### Given problem
The entries below are to be repeated exactly as they stand.

### Records to use
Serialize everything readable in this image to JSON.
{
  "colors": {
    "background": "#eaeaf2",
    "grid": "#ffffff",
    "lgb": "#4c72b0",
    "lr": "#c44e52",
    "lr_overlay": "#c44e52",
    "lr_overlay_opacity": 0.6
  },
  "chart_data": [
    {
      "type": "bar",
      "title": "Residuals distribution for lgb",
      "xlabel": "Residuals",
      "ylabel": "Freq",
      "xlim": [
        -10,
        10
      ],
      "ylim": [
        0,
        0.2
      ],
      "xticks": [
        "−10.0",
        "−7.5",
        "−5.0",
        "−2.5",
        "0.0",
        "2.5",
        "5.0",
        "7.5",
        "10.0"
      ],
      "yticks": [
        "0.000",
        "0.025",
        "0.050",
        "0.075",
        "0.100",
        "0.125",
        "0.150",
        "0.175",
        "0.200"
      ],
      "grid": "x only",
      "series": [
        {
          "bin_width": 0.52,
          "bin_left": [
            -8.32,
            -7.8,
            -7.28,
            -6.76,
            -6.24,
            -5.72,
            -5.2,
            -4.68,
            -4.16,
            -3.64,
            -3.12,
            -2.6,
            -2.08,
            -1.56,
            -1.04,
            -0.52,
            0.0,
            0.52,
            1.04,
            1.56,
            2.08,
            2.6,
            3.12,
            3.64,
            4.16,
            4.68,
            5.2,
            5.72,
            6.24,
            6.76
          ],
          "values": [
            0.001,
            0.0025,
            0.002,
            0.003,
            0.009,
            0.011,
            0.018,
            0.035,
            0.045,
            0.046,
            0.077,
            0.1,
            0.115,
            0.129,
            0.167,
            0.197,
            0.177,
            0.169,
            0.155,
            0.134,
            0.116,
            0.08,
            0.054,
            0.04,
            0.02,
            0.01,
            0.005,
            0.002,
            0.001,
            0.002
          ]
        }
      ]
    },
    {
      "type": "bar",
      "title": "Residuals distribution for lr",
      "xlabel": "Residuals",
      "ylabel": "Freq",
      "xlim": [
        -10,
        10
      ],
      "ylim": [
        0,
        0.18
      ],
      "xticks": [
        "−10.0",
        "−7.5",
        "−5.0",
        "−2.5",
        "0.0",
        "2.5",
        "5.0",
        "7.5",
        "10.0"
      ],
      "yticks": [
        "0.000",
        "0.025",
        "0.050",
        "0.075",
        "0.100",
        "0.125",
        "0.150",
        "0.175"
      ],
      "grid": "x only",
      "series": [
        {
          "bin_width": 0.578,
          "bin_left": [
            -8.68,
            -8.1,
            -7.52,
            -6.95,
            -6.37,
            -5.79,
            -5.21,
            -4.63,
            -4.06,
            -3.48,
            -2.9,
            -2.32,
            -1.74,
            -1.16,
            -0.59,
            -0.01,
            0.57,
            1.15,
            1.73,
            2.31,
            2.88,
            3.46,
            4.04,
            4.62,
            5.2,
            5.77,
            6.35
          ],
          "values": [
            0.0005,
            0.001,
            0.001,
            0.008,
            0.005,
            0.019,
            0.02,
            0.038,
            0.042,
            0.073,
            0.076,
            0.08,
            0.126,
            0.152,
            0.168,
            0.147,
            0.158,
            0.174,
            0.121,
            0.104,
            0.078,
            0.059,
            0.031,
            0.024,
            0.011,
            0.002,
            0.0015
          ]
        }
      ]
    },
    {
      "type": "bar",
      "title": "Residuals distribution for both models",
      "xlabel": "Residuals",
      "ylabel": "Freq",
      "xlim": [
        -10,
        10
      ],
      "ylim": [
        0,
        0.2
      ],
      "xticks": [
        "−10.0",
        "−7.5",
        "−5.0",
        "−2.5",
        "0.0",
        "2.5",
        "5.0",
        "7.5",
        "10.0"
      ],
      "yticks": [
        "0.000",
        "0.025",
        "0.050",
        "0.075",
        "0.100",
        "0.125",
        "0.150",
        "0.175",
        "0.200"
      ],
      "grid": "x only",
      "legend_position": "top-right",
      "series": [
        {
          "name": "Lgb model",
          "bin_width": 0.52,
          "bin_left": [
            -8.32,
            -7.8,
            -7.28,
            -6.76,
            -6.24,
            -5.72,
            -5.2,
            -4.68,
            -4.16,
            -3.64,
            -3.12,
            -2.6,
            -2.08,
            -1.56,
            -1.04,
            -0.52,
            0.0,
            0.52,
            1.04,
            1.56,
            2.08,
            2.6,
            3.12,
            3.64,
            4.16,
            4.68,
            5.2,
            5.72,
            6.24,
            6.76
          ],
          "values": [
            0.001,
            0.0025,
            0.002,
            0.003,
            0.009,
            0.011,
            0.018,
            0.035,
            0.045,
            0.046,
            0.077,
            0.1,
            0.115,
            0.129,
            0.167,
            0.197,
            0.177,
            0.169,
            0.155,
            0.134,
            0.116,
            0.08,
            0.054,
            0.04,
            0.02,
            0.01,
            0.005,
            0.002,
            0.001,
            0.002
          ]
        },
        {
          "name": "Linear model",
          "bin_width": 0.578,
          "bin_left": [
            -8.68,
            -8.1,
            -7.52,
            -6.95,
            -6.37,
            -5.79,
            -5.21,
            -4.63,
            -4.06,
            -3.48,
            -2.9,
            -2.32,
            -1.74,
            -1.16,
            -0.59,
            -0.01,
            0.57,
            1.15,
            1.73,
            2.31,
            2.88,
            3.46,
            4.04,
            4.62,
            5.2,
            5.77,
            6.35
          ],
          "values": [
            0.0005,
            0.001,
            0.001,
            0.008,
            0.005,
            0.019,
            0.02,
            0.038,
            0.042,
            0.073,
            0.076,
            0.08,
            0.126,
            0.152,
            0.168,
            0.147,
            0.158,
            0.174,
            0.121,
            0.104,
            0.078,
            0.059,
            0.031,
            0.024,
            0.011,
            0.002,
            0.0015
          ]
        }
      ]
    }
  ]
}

### Response to this exercise
Serialize everything readable in this image to JSON.
{
  "colors": {
    "background": "#eaeaf2",
    "grid": "#ffffff",
    "lgb": "#4c72b0",
    "lr": "#c44e52",
    "lr_overlay": "#c44e52",
    "lr_overlay_opacity": 0.6
  },
  "chart_data": [
    {
      "type": "bar",
      "title": "Residuals distribution for lgb",
      "xlabel": "Residuals",
      "ylabel": "Freq",
      "xlim": [
        -10,
        10
      ],
      "ylim": [
        0,
        0.2
      ],
      "xticks": [
        "−10.0",
        "−7.5",
        "−5.0",
        "−2.5",
        "0.0",
        "2.5",
        "5.0",
        "7.5",
        "10.0"
      ],
      "yticks": [
        "0.000",
        "0.025",
        "0.050",
        "0.075",
        "0.100",
        "0.125",
        "0.150",
        "0.175",
        "0.200"
      ],
      "grid": "x only",
      "series": [
        {
          "bin_width": 0.52,
          "bin_left": [
            -8.32,
            -7.8,
            -7.28,
            -6.76,
            -6.24,
            -5.72,
            -5.2,
            -4.68,
            -4.16,
            -3.64,
            -3.12,
            -2.6,
            -2.08,
            -1.56,
            -1.04,
            -0.52,
            0.0,
            0.52,
            1.04,
            1.56,
            2.08,
            2.6,
            3.12,
            3.64,
            4.16,
            4.68,
            5.2,
            5.72,
            6.24,
            6.76
          ],
          "values": [
            0.001,
            0.0025,
            0.002,
            0.003,
            0.009,
            0.011,
            0.018,
            0.035,
            0.045,
            0.046,
            0.077,
            0.1,
            0.115,
            0.129,
            0.167,
            0.197,
            0.177,
            0.169,
            0.155,
            0.134,
            0.116,
            0.08,
            0.054,
            0.04,
            0.02,
            0.01,
            0.005,
            0.002,
            0.001,
            0.002
          ]
        }
      ]
    },
    {
      "type": "bar",
      "title": "Residuals distribution for lr",
      "xlabel": "Residuals",
      "ylabel": "Freq",
      "xlim": [
        -10,
        10
      ],
      "ylim": [
        0,
        0.18
      ],
      "xticks": [
        "−10.0",
        "−7.5",
        "−5.0",
        "−2.5",
        "0.0",
        "2.5",
        "5.0",
        "7.5",
        "10.0"
      ],
      "yticks": [
        "0.000",
        "0.025",
        "0.050",
        "0.075",
        "0.100",
        "0.125",
        "0.150",
        "0.175"
      ],
      "grid": "x only",
      "series": [
        {
          "bin_width": 0.578,
          "bin_left": [
            -8.68,
            -8.1,
            -7.52,
            -6.95,
            -6.37,
            -5.79,
            -5.21,
            -4.63,
            -4.06,
            -3.48,
            -2.9,
            -2.32,
            -1.74,
            -1.16,
            -0.59,
            -0.01,
            0.57,
            1.15,
            1.73,
            2.31,
            2.88,
            3.46,
            4.04,
            4.62,
            5.2,
            5.77,
            6.35
          ],
          "values": [
            0.0005,
            0.001,
            0.001,
            0.008,
            0.005,
            0.019,
            0.02,
            0.038,
            0.042,
            0.073,
            0.076,
            0.08,
            0.126,
            0.152,
            0.168,
            0.147,
            0.158,
            0.174,
            0.121,
            0.104,
            0.078,
            0.059,
            0.031,
            0.024,
            0.011,
            0.002,
            0.0015
          ]
        }
      ]
    },
    {
      "type": "bar",
      "title": "Residuals distribution for both models",
      "xlabel": "Residuals",
      "ylabel": "Freq",
      "xlim": [
        -10,
        10
      ],
      "ylim": [
        0,
        0.2
      ],
      "xticks": [
        "−10.0",
        "−7.5",
        "−5.0",
        "−2.5",
        "0.0",
        "2.5",
        "5.0",
        "7.5",
        "10.0"
      ],
      "yticks": [
        "0.000",
        "0.025",
        "0.050",
        "0.075",
        "0.100",
        "0.125",
        "0.150",
        "0.175",
        "0.200"
      ],
      "grid": "x only",
      "legend_position": "top-right",
      "series": [
        {
          "name": "Lgb model",
          "bin_width": 0.52,
          "bin_left": [
            -8.32,
            -7.8,
            -7.28,
            -6.76,
            -6.24,
            -5.72,
            -5.2,
            -4.68,
            -4.16,
            -3.64,
            -3.12,
            -2.6,
            -2.08,
            -1.56,
            -1.04,
            -0.52,
            0.0,
            0.52,
            1.04,
            1.56,
            2.08,
            2.6,
            3.12,
            3.64,
            4.16,
            4.68,
            5.2,
            5.72,
            6.24,
            6.76
          ],
          "values": [
            0.001,
            0.0025,
            0.002,
            0.003,
            0.009,
            0.011,
            0.018,
            0.035,
            0.045,
            0.046,
            0.077,
            0.1,
            0.115,
            0.129,
            0.167,
            0.197,
            0.177,
            0.169,
            0.155,
            0.134,
            0.116,
            0.08,
            0.054,
            0.04,
            0.02,
            0.01,
            0.005,
            0.002,
            0.001,
            0.002
          ]
        },
        {
          "name": "Linear model",
          "bin_width": 0.578,
          "bin_left": [
            -8.68,
            -8.1,
            -7.52,
            -6.95,
            -6.37,
            -5.79,
            -5.21,
            -4.63,
            -4.06,
            -3.48,
            -2.9,
            -2.32,
            -1.74,
            -1.16,
            -0.59,
            -0.01,
            0.57,
            1.15,
            1.73,
            2.31,
            2.88,
            3.46,
            4.04,
            4.62,
            5.2,
            5.77,
            6.35
          ],
          "values": [
            0.0005,
            0.001,
            0.001,
            0.008,
            0.005,
            0.019,
            0.02,
            0.038,
            0.042,
            0.073,
            0.076,
            0.08,
            0.126,
            0.152,
            0.168,
            0.147,
            0.158,
            0.174,
            0.121,
            0.104,
            0.078,
            0.059,
            0.031,
            0.024,
            0.011,
            0.002,
            0.0015
          ]
        }
      ]
    }
  ]
}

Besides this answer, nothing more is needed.